▸ **The task**:
For every line in the records that has the word "lượng", make a copy.

▸ **Material provided**:
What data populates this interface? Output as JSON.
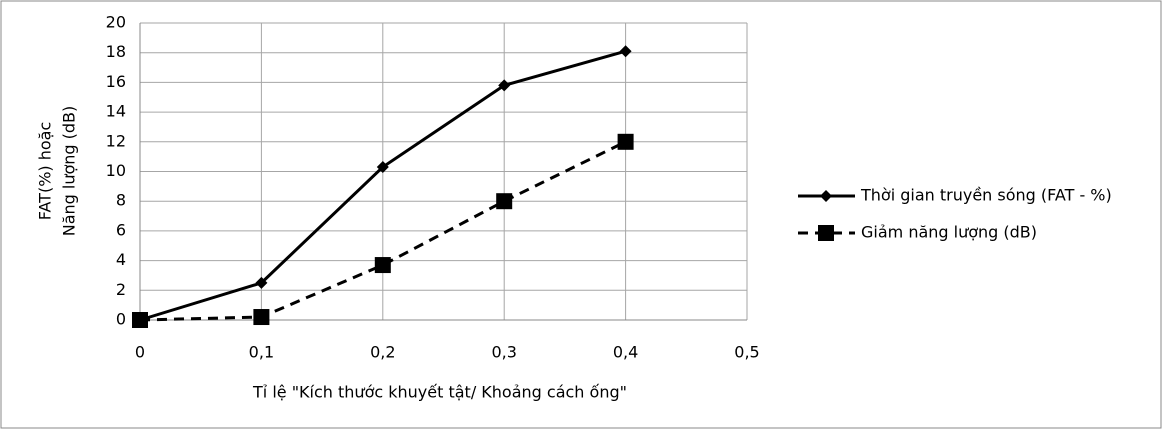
{
  "chart_data": {
    "type": "line",
    "x_label": "Tỉ lệ \"Kích thước khuyết tật/ Khoảng cách ống\"",
    "y_label": [
      "FAT(%) hoặc",
      "Năng lượng (dB)"
    ],
    "x": [
      0,
      0.1,
      0.2,
      0.3,
      0.4
    ],
    "series": [
      {
        "name": "Thời gian truyền sóng (FAT - %)",
        "color": "#000000",
        "dash": "solid",
        "marker": "diamond",
        "values": [
          0,
          2.5,
          10.3,
          15.8,
          18.1
        ]
      },
      {
        "name": "Giảm năng lượng (dB)",
        "color": "#000000",
        "dash": "dashed",
        "marker": "square",
        "values": [
          0,
          0.2,
          3.7,
          8.0,
          12.0
        ]
      }
    ],
    "xlim": [
      0,
      0.5
    ],
    "xticks": [
      0,
      {
        "value": 0.1,
        "label": "0,1"
      },
      {
        "value": 0.2,
        "label": "0,2"
      },
      {
        "value": 0.3,
        "label": "0,3"
      },
      {
        "value": 0.4,
        "label": "0,4"
      },
      {
        "value": 0.5,
        "label": "0,5"
      }
    ],
    "ylim": [
      0,
      20
    ],
    "yticks": [
      0,
      2,
      4,
      6,
      8,
      10,
      12,
      14,
      16,
      18,
      20
    ],
    "grid": true,
    "legend": "right"
  }
}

▸ **Complete output**:
      "Năng lượng (dB)"
        "name": "Giảm năng lượng (dB)",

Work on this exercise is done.